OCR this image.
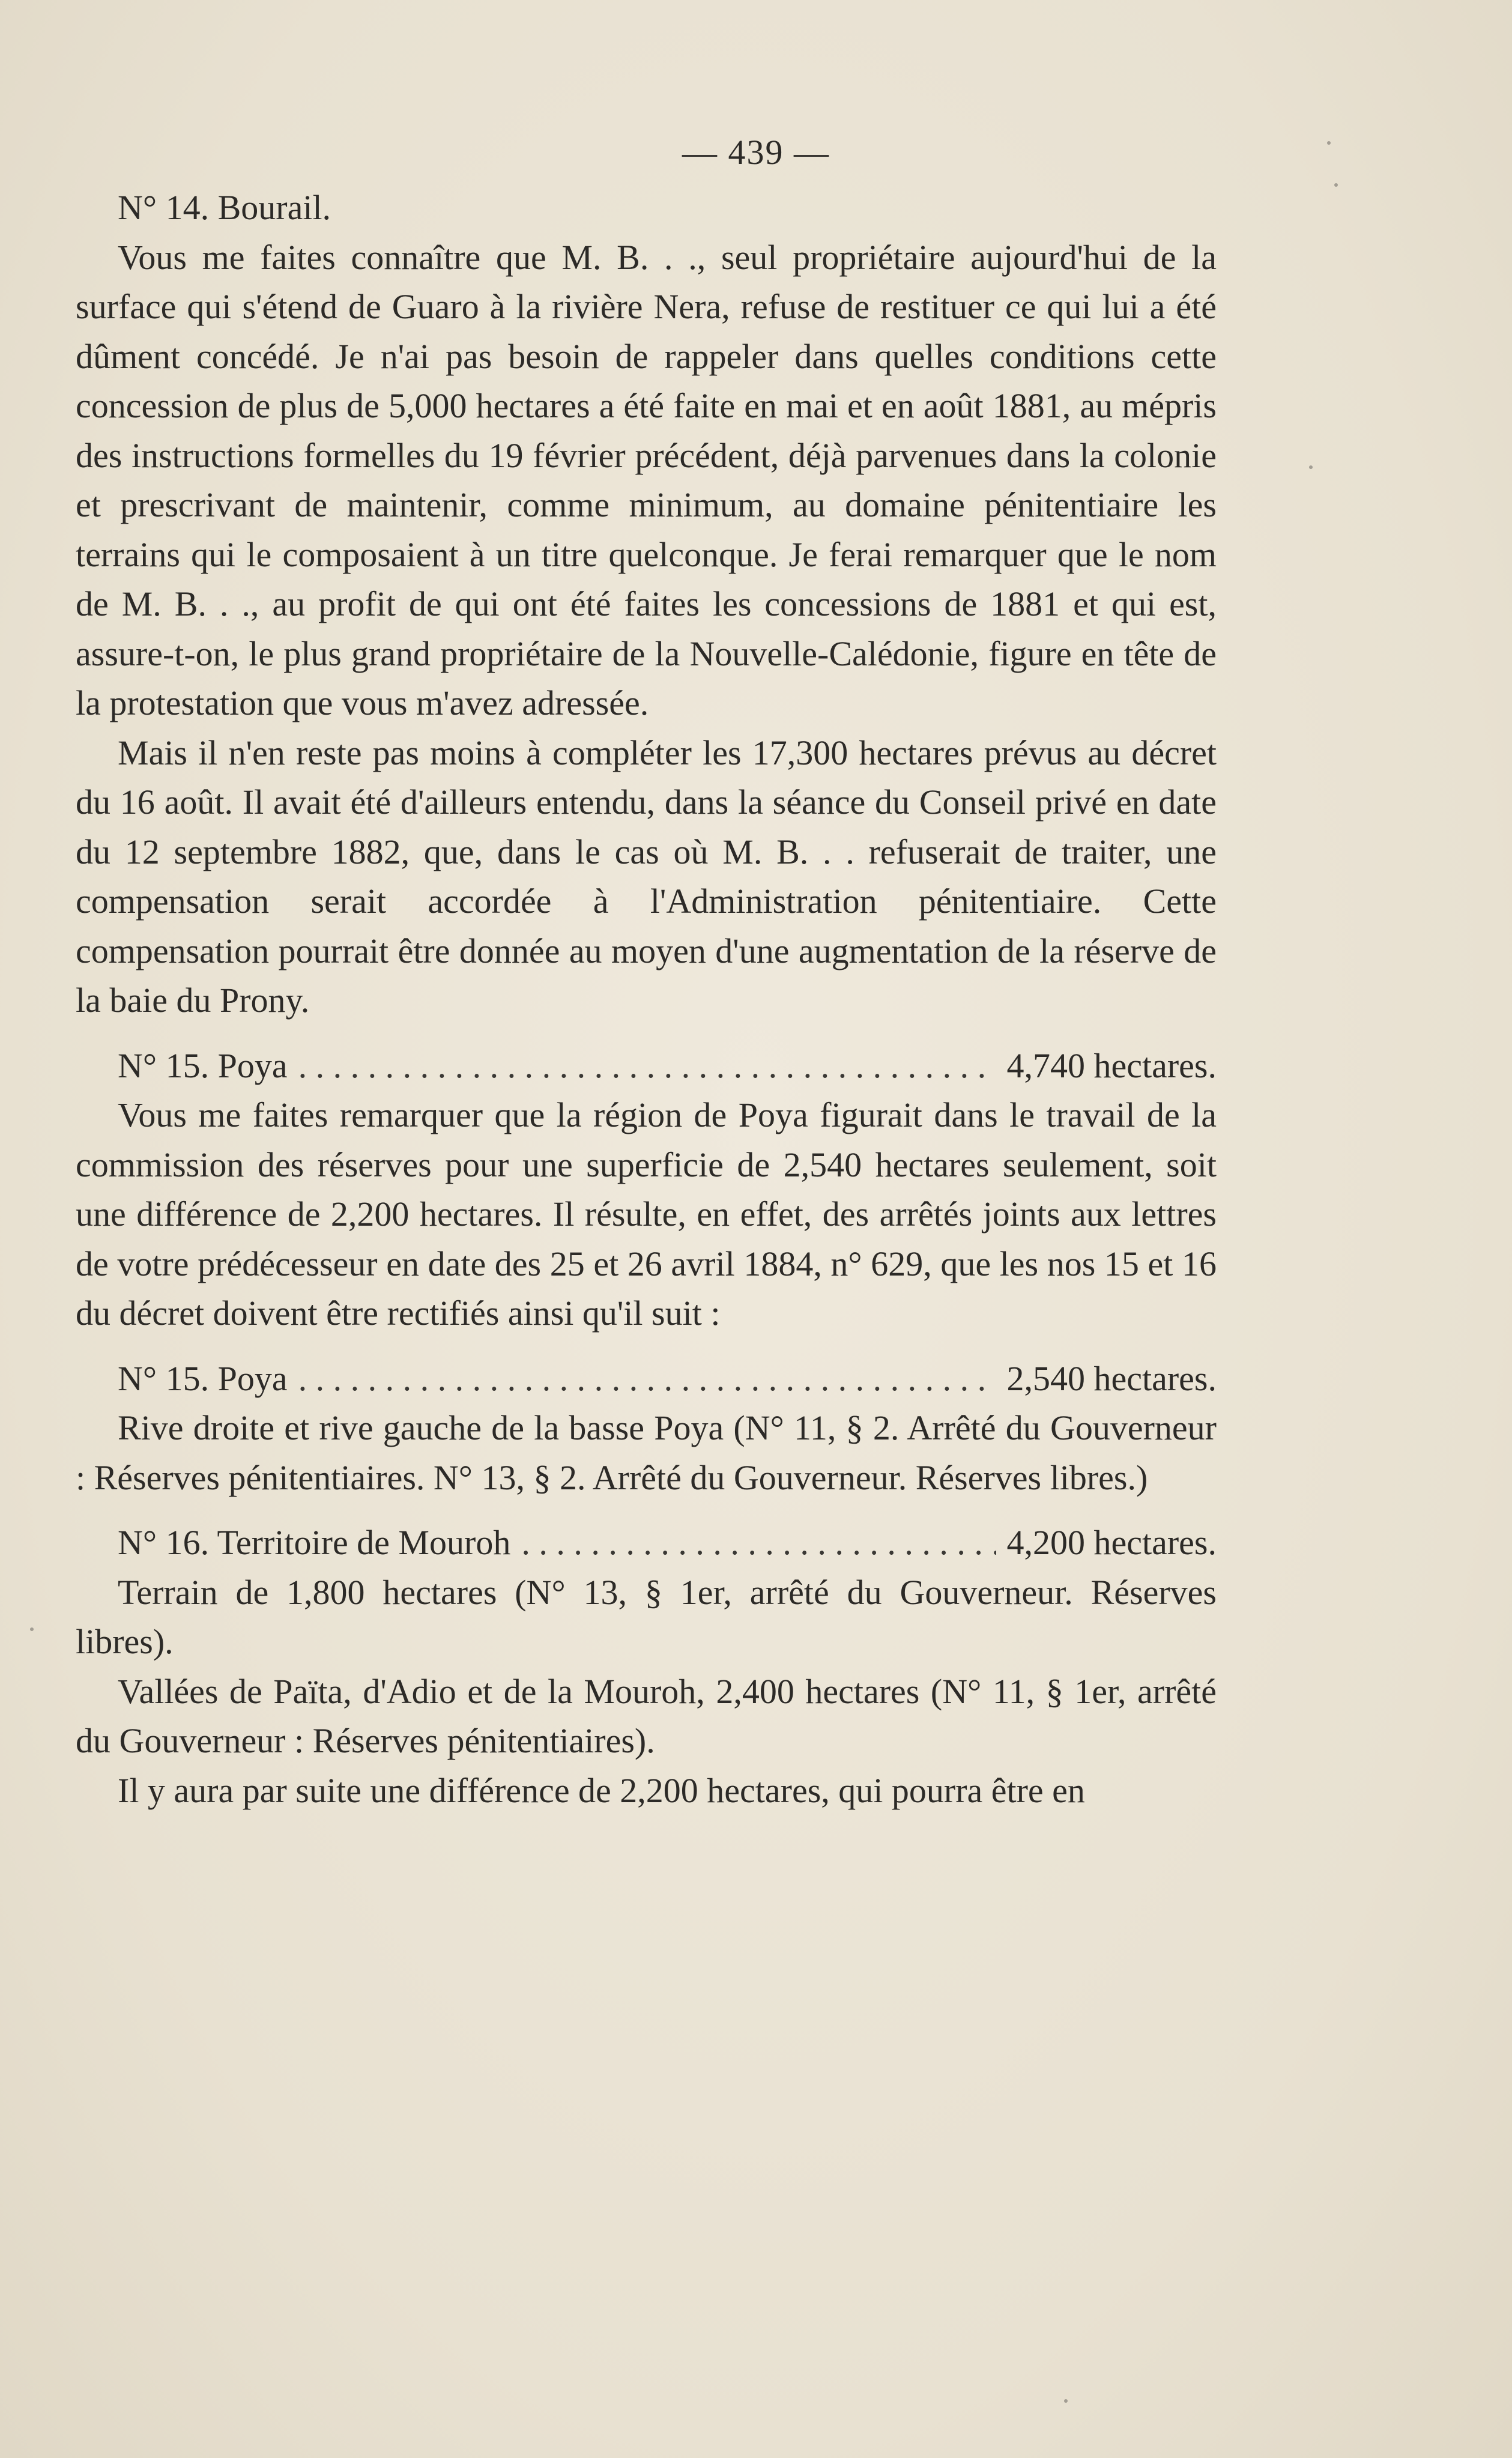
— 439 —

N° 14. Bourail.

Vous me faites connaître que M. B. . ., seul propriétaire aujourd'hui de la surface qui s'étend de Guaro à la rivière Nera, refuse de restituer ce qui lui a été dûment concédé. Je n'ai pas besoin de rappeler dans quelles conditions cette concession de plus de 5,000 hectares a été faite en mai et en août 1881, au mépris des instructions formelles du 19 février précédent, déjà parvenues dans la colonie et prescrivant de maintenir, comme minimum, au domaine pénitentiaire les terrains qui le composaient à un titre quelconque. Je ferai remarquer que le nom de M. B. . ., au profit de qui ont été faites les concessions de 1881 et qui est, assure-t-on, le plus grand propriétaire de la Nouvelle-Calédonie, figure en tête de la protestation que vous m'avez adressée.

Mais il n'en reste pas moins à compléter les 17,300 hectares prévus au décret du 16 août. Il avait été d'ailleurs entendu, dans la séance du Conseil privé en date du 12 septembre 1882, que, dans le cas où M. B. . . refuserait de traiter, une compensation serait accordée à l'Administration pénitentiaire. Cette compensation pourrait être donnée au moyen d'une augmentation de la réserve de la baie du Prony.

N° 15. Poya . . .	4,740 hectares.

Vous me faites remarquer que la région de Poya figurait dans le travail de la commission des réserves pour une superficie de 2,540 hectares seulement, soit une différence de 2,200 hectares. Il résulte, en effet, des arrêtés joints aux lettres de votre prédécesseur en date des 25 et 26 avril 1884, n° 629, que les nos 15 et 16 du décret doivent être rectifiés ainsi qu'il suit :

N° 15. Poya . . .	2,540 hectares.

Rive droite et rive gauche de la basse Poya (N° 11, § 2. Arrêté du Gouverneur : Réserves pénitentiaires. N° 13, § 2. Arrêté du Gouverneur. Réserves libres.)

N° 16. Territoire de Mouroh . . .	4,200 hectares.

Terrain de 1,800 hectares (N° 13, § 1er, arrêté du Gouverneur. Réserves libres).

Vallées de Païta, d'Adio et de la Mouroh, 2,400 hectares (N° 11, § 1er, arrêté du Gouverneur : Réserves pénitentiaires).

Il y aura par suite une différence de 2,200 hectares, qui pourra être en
----
EXERCISE REQUIREMENTS:
Write out all the entries word for word, but skip any images.

SOLUTION:
OCR this image.
— 439 —

N° 14. Bourail.

Vous me faites connaître que M. B. . ., seul propriétaire aujourd'hui de la surface qui s'étend de Guaro à la rivière Nera, refuse de restituer ce qui lui a été dûment concédé. Je n'ai pas besoin de rappeler dans quelles conditions cette concession de plus de 5,000 hectares a été faite en mai et en août 1881, au mépris des instructions formelles du 19 février précédent, déjà parvenues dans la colonie et prescrivant de maintenir, comme minimum, au domaine pénitentiaire les terrains qui le composaient à un titre quelconque. Je ferai remarquer que le nom de M. B. . ., au profit de qui ont été faites les concessions de 1881 et qui est, assure-t-on, le plus grand propriétaire de la Nouvelle-Calédonie, figure en tête de la protestation que vous m'avez adressée.

Mais il n'en reste pas moins à compléter les 17,300 hectares prévus au décret du 16 août. Il avait été d'ailleurs entendu, dans la séance du Conseil privé en date du 12 septembre 1882, que, dans le cas où M. B. . . refuserait de traiter, une compensation serait accordée à l'Administration pénitentiaire. Cette compensation pourrait être donnée au moyen d'une augmentation de la réserve de la baie du Prony.

N° 15. Poya . . .	4,740 hectares.

Vous me faites remarquer que la région de Poya figurait dans le travail de la commission des réserves pour une superficie de 2,540 hectares seulement, soit une différence de 2,200 hectares. Il résulte, en effet, des arrêtés joints aux lettres de votre prédécesseur en date des 25 et 26 avril 1884, n° 629, que les nos 15 et 16 du décret doivent être rectifiés ainsi qu'il suit :

N° 15. Poya . . .	2,540 hectares.

Rive droite et rive gauche de la basse Poya (N° 11, § 2. Arrêté du Gouverneur : Réserves pénitentiaires. N° 13, § 2. Arrêté du Gouverneur. Réserves libres.)

N° 16. Territoire de Mouroh . . .	4,200 hectares.

Terrain de 1,800 hectares (N° 13, § 1er, arrêté du Gouverneur. Réserves libres).

Vallées de Païta, d'Adio et de la Mouroh, 2,400 hectares (N° 11, § 1er, arrêté du Gouverneur : Réserves pénitentiaires).

Il y aura par suite une différence de 2,200 hectares, qui pourra être en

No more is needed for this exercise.